Your task.
Take every line from the listing below that contains "Bloomberg".

Records for this task.
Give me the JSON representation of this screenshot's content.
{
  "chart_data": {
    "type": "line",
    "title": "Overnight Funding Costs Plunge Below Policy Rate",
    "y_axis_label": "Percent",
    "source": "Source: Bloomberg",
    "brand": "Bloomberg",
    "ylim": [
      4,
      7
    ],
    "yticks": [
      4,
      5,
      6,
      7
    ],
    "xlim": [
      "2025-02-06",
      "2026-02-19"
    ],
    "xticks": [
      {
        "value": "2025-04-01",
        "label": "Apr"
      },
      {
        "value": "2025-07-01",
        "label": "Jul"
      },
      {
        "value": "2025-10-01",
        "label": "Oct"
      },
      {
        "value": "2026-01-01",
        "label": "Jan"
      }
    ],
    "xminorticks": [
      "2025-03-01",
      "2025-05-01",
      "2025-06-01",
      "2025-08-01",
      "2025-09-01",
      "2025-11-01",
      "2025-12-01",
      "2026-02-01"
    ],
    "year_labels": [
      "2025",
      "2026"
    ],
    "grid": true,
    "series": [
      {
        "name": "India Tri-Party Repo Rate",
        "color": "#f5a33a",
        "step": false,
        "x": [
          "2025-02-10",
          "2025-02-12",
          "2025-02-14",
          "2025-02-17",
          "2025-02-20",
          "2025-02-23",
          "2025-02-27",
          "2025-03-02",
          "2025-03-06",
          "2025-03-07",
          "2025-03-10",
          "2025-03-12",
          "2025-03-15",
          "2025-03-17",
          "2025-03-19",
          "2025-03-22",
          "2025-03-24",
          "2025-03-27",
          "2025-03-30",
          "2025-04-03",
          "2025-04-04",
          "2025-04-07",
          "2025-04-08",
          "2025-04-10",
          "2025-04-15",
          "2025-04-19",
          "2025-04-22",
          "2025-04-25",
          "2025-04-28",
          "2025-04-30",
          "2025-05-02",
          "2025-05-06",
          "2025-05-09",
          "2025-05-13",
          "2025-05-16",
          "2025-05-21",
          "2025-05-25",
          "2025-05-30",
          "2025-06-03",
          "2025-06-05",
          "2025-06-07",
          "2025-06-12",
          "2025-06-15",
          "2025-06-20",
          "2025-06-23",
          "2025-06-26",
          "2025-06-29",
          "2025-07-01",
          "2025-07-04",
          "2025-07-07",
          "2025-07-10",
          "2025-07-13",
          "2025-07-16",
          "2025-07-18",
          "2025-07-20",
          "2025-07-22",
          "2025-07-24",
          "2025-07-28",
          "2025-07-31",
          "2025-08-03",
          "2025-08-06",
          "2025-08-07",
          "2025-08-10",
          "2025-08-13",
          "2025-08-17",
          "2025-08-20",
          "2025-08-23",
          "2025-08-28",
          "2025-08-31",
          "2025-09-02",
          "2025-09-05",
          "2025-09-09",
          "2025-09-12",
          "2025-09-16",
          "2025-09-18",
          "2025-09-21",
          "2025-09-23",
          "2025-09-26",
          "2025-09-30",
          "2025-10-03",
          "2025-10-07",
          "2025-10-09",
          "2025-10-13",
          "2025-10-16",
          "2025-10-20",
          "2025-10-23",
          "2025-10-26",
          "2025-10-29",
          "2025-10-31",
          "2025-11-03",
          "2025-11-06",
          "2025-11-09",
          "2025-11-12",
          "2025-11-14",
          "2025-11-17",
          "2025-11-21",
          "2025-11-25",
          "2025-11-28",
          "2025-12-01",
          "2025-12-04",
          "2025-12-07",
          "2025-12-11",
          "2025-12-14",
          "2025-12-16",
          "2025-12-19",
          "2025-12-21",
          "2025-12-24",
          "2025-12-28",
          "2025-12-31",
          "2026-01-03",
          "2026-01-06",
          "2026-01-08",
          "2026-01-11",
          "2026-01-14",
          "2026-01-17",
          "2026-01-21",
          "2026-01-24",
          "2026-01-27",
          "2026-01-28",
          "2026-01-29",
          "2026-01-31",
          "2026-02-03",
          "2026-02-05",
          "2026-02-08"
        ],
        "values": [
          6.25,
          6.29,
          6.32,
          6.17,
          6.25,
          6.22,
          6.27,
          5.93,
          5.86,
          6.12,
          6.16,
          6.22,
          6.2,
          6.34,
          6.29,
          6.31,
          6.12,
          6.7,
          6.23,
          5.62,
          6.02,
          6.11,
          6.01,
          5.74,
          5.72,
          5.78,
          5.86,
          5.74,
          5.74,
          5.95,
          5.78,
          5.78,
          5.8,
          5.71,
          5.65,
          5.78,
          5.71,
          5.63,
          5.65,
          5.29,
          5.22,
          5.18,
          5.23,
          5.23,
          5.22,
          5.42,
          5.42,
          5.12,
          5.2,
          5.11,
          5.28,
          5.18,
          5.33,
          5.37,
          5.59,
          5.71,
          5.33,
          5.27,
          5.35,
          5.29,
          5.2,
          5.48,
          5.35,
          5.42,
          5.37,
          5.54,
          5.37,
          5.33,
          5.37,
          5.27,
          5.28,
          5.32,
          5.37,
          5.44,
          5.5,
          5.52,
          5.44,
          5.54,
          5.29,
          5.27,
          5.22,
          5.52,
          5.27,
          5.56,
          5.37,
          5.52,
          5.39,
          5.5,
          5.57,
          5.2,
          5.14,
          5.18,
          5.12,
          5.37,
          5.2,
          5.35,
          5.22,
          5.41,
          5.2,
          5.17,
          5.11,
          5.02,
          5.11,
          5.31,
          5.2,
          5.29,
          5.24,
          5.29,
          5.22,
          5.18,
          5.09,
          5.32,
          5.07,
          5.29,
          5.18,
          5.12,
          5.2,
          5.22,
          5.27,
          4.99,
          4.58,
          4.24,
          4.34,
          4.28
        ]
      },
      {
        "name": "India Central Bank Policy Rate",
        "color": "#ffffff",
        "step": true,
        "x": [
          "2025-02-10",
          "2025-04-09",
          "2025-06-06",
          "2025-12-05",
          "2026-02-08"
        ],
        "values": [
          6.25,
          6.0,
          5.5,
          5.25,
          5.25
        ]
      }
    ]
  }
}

Completed exercise.
    "source": "Source: Bloomberg",
    "brand": "Bloomberg",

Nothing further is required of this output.